Stated problem:
Can you print every record below exactly as written?

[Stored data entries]
•••••

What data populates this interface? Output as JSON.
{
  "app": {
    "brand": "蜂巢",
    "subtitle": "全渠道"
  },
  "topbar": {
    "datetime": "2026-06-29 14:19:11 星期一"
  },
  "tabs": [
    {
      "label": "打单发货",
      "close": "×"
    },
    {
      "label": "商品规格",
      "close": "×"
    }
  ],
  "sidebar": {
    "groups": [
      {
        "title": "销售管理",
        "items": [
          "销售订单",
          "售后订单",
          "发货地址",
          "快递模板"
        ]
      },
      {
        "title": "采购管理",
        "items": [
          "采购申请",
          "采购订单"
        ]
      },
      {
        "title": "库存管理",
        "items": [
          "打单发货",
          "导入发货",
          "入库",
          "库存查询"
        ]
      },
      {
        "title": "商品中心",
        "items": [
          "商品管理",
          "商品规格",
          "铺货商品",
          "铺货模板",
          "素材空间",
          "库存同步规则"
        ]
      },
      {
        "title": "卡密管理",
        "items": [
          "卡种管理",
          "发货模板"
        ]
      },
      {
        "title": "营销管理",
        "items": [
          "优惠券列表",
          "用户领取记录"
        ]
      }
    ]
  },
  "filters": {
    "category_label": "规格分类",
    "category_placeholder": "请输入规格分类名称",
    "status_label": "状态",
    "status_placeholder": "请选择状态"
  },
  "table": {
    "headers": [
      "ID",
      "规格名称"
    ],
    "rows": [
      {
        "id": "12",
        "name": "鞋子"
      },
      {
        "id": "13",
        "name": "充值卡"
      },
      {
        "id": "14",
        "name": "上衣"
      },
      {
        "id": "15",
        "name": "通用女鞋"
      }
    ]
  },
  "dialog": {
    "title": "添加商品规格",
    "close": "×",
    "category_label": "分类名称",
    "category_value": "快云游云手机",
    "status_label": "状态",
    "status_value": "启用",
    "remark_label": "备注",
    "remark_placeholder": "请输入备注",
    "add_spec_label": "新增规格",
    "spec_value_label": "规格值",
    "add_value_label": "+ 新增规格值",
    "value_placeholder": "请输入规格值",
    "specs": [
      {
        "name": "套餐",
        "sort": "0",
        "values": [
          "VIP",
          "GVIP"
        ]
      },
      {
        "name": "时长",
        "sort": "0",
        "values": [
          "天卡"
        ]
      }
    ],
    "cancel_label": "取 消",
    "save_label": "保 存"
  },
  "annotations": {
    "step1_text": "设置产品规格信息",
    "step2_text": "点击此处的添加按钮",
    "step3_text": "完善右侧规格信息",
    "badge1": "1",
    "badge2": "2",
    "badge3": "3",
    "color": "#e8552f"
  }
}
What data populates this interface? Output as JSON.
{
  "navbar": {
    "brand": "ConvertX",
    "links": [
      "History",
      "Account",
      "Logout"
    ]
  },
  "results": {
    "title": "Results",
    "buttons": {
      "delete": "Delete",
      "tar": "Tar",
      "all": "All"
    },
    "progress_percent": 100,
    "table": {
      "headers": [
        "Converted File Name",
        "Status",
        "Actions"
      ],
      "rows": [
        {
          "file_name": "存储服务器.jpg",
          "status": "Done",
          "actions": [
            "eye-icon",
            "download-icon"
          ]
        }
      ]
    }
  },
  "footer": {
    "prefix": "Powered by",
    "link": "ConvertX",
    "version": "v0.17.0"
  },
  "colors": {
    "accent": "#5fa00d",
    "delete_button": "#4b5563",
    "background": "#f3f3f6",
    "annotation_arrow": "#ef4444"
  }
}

•••••

Full answer:
What data populates this interface? Output as JSON.
{
  "app": {
    "brand": "蜂巢",
    "subtitle": "全渠道"
  },
  "topbar": {
    "datetime": "2026-06-29 14:19:11 星期一"
  },
  "tabs": [
    {
      "label": "打单发货",
      "close": "×"
    },
    {
      "label": "商品规格",
      "close": "×"
    }
  ],
  "sidebar": {
    "groups": [
      {
        "title": "销售管理",
        "items": [
          "销售订单",
          "售后订单",
          "发货地址",
          "快递模板"
        ]
      },
      {
        "title": "采购管理",
        "items": [
          "采购申请",
          "采购订单"
        ]
      },
      {
        "title": "库存管理",
        "items": [
          "打单发货",
          "导入发货",
          "入库",
          "库存查询"
        ]
      },
      {
        "title": "商品中心",
        "items": [
          "商品管理",
          "商品规格",
          "铺货商品",
          "铺货模板",
          "素材空间",
          "库存同步规则"
        ]
      },
      {
        "title": "卡密管理",
        "items": [
          "卡种管理",
          "发货模板"
        ]
      },
      {
        "title": "营销管理",
        "items": [
          "优惠券列表",
          "用户领取记录"
        ]
      }
    ]
  },
  "filters": {
    "category_label": "规格分类",
    "category_placeholder": "请输入规格分类名称",
    "status_label": "状态",
    "status_placeholder": "请选择状态"
  },
  "table": {
    "headers": [
      "ID",
      "规格名称"
    ],
    "rows": [
      {
        "id": "12",
        "name": "鞋子"
      },
      {
        "id": "13",
        "name": "充值卡"
      },
      {
        "id": "14",
        "name": "上衣"
      },
      {
        "id": "15",
        "name": "通用女鞋"
      }
    ]
  },
  "dialog": {
    "title": "添加商品规格",
    "close": "×",
    "category_label": "分类名称",
    "category_value": "快云游云手机",
    "status_label": "状态",
    "status_value": "启用",
    "remark_label": "备注",
    "remark_placeholder": "请输入备注",
    "add_spec_label": "新增规格",
    "spec_value_label": "规格值",
    "add_value_label": "+ 新增规格值",
    "value_placeholder": "请输入规格值",
    "specs": [
      {
        "name": "套餐",
        "sort": "0",
        "values": [
          "VIP",
          "GVIP"
        ]
      },
      {
        "name": "时长",
        "sort": "0",
        "values": [
          "天卡"
        ]
      }
    ],
    "cancel_label": "取 消",
    "save_label": "保 存"
  },
  "annotations": {
    "step1_text": "设置产品规格信息",
    "step2_text": "点击此处的添加按钮",
    "step3_text": "完善右侧规格信息",
    "badge1": "1",
    "badge2": "2",
    "badge3": "3",
    "color": "#e8552f"
  }
}
What data populates this interface? Output as JSON.
{
  "navbar": {
    "brand": "ConvertX",
    "links": [
      "History",
      "Account",
      "Logout"
    ]
  },
  "results": {
    "title": "Results",
    "buttons": {
      "delete": "Delete",
      "tar": "Tar",
      "all": "All"
    },
    "progress_percent": 100,
    "table": {
      "headers": [
        "Converted File Name",
        "Status",
        "Actions"
      ],
      "rows": [
        {
          "file_name": "存储服务器.jpg",
          "status": "Done",
          "actions": [
            "eye-icon",
            "download-icon"
          ]
        }
      ]
    }
  },
  "footer": {
    "prefix": "Powered by",
    "link": "ConvertX",
    "version": "v0.17.0"
  },
  "colors": {
    "accent": "#5fa00d",
    "delete_button": "#4b5563",
    "background": "#f3f3f6",
    "annotation_arrow": "#ef4444"
  }
}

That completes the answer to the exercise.